Records from a data collection →

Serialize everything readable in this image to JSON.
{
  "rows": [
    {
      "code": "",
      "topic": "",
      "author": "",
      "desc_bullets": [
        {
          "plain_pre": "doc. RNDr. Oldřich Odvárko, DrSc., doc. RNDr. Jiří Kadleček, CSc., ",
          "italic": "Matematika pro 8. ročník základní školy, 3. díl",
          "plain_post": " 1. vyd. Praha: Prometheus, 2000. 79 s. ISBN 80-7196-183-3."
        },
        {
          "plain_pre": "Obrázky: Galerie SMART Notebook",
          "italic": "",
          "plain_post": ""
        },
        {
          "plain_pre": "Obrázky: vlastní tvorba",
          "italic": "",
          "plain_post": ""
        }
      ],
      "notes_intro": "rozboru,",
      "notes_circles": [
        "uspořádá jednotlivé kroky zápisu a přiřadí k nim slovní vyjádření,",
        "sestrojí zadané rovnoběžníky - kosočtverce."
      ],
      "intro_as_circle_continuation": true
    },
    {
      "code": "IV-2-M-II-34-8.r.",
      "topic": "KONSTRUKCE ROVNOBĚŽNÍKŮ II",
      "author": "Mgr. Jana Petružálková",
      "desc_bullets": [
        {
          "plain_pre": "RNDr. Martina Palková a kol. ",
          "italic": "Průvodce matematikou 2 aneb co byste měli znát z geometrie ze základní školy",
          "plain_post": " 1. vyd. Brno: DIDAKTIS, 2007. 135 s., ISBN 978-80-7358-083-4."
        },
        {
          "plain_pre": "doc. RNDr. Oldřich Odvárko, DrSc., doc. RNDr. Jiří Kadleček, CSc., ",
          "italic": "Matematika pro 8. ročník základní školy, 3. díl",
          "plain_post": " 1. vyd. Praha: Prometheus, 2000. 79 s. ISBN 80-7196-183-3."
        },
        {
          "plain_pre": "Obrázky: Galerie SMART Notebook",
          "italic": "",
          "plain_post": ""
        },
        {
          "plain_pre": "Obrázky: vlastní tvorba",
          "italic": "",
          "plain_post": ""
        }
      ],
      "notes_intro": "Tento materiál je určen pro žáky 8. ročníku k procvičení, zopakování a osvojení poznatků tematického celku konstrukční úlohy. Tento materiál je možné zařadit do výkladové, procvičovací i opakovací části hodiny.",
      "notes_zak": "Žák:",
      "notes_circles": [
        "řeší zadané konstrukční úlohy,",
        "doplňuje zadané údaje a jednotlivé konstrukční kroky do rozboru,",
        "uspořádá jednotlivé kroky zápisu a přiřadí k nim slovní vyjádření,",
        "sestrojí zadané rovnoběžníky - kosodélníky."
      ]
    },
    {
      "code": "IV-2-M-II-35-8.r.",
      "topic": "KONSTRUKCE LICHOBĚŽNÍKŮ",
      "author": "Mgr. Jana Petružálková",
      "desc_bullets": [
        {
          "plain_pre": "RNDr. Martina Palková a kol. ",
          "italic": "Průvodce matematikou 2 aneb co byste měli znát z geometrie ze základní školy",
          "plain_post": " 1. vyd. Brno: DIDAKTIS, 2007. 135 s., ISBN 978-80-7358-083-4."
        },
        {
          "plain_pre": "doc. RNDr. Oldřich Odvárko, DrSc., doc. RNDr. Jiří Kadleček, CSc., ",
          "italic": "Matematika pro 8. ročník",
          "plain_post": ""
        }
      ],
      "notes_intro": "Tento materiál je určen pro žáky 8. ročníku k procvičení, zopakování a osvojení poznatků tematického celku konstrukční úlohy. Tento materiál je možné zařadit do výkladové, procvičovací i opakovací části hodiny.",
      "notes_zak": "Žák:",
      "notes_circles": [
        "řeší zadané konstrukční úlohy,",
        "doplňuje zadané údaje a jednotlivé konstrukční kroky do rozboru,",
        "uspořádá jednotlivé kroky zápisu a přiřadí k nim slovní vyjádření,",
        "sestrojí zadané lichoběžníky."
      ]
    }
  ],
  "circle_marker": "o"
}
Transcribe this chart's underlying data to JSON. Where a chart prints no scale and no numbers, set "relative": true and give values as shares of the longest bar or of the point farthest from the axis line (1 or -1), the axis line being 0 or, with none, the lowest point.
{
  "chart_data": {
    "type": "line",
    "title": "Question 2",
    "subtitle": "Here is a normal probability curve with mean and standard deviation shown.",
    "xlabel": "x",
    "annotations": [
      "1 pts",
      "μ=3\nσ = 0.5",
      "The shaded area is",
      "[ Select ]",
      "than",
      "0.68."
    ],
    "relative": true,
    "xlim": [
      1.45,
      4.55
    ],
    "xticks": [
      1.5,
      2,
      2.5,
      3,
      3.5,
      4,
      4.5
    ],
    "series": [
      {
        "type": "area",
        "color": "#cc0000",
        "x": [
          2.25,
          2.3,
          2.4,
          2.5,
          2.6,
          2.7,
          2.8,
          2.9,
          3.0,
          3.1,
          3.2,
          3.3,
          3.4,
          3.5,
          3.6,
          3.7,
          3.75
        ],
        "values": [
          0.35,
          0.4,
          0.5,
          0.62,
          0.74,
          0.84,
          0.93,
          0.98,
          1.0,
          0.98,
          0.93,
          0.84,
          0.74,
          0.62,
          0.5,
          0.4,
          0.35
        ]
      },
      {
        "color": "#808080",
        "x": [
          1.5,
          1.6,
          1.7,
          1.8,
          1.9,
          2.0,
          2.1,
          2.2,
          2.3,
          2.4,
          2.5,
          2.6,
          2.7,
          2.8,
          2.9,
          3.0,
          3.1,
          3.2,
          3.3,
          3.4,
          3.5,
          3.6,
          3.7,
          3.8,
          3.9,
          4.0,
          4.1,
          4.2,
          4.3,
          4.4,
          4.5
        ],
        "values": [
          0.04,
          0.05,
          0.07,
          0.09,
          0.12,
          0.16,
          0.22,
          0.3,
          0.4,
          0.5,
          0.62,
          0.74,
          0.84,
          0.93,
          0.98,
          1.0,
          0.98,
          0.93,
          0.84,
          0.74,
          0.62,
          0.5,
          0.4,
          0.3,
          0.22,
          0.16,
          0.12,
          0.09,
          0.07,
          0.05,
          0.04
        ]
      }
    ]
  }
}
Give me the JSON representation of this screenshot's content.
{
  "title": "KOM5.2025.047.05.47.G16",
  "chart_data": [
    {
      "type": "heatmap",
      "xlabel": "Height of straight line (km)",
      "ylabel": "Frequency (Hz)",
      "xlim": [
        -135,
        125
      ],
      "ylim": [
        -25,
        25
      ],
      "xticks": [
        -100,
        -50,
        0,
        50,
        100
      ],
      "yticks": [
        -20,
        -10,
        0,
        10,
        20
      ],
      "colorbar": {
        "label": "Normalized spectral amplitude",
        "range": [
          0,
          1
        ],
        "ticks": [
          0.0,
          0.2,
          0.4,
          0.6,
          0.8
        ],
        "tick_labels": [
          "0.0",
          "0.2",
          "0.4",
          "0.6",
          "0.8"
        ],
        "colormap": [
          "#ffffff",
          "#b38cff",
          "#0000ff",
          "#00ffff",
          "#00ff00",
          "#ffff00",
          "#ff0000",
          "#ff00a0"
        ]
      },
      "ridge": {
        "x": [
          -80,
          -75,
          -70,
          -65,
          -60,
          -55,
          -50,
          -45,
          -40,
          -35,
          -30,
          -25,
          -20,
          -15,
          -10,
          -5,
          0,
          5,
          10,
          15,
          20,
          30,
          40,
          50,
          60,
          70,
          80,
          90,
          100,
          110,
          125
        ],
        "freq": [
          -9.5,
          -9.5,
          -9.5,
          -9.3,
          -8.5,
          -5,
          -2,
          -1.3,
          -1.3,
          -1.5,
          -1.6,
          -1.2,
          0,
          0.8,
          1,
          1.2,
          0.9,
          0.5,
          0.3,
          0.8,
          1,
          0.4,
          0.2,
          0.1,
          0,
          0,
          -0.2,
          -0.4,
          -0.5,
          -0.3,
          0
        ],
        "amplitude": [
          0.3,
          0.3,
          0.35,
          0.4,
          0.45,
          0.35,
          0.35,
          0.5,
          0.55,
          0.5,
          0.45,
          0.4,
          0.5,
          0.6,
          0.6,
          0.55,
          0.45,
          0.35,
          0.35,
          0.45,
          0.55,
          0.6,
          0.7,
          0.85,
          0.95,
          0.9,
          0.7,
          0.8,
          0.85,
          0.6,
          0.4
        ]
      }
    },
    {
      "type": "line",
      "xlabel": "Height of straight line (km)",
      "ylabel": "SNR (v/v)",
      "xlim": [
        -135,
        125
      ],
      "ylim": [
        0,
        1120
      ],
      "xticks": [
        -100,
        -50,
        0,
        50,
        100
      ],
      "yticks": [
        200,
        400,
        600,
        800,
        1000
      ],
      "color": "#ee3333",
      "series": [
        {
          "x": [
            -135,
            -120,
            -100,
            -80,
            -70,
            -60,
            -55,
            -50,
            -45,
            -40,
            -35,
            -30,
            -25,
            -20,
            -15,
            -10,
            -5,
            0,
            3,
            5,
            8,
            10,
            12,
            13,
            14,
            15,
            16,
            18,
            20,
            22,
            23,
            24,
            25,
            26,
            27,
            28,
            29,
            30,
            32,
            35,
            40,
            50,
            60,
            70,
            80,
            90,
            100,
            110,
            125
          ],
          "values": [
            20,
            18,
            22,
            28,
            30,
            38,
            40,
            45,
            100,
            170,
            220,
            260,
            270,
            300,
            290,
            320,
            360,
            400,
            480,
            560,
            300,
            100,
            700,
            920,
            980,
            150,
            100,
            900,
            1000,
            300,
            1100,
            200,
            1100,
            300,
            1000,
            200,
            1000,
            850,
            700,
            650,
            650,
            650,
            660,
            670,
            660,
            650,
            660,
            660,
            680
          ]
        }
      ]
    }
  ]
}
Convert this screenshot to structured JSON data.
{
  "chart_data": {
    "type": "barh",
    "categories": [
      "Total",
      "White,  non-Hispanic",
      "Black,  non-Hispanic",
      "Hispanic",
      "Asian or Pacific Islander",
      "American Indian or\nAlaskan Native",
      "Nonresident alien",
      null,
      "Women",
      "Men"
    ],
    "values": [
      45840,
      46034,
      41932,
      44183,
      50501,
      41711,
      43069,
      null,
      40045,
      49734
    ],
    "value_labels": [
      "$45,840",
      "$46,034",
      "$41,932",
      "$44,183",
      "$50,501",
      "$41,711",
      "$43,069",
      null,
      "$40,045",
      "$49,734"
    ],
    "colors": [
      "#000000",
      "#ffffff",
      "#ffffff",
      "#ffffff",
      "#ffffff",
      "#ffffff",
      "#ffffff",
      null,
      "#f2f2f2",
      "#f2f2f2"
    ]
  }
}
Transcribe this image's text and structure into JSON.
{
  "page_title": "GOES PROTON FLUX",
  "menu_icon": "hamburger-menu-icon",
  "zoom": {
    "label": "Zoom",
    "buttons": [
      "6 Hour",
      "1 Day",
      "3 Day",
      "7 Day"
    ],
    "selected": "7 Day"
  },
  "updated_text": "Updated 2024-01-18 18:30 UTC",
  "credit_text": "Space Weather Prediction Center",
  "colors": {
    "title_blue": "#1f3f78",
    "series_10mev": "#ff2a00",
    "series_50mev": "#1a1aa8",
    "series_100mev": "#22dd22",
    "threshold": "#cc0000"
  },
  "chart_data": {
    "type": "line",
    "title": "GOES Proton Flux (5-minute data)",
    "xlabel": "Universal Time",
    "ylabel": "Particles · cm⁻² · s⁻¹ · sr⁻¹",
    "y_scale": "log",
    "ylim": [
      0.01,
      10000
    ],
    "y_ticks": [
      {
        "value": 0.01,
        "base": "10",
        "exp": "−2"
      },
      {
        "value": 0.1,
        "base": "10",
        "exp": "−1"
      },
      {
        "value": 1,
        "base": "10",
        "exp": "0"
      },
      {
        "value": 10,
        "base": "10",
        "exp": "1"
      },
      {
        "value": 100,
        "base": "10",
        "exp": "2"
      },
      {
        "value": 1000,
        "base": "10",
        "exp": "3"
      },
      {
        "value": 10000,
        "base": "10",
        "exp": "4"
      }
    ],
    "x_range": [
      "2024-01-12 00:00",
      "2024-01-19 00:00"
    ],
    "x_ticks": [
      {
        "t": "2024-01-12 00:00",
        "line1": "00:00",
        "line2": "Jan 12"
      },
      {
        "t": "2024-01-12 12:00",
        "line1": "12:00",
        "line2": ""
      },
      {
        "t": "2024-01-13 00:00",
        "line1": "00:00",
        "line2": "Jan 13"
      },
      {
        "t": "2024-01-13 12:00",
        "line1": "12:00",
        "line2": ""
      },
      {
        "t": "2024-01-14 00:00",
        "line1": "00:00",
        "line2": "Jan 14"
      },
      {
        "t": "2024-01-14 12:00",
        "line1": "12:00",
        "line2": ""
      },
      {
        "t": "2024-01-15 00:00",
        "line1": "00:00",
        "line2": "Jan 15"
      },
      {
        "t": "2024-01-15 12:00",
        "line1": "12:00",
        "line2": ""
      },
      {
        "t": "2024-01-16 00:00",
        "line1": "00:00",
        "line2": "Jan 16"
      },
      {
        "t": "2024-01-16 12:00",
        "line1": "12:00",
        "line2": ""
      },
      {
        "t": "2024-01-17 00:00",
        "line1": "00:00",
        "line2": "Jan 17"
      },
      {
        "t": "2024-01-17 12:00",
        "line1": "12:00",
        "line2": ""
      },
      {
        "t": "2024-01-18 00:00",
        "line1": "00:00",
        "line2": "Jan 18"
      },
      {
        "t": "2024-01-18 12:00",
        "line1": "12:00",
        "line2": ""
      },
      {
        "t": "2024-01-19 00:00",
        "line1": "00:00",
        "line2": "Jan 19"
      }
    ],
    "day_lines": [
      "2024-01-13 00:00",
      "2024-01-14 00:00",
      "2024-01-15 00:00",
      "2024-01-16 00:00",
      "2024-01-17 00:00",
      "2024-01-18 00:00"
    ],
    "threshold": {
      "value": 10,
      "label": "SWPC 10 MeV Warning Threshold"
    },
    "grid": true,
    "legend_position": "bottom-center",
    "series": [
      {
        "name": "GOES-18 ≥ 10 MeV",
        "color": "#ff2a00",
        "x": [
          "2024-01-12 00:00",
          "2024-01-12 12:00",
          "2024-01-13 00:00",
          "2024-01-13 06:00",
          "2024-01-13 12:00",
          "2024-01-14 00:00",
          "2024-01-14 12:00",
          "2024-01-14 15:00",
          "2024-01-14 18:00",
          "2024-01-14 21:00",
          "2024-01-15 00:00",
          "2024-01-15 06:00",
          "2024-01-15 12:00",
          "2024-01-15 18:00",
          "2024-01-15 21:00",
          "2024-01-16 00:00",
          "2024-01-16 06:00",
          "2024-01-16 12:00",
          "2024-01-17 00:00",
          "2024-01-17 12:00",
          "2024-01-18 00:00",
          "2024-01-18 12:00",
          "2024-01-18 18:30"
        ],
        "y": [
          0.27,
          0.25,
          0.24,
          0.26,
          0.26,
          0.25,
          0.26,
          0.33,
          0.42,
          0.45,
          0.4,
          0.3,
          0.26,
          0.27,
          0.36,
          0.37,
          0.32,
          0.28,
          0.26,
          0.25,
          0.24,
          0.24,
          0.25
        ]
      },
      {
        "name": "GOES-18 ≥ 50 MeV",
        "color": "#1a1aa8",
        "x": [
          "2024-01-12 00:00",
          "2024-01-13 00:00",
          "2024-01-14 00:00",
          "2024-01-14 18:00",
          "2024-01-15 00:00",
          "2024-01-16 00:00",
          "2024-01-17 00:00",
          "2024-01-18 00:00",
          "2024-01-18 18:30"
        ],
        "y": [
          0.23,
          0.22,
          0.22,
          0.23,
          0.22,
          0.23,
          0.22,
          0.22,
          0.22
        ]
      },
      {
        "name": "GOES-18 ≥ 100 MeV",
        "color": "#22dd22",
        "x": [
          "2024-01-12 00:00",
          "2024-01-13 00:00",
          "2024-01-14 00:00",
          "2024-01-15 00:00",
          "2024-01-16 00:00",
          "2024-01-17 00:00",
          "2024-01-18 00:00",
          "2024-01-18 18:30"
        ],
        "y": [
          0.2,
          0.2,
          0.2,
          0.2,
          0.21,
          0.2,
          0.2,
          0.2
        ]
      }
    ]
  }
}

GOAL → Pull out all lines containing "true".

SOLUTION →
      "intro_as_circle_continuation": true
Transcribe this chart's underlying data to JSON. Where a chart prints no scale and no numbers, set "relative": true and give values as shares of the longest bar or of the point farthest from the axis line (1 or -1), the axis line being 0 or, with none, the lowest point.
    "relative": true,
    "grid": true,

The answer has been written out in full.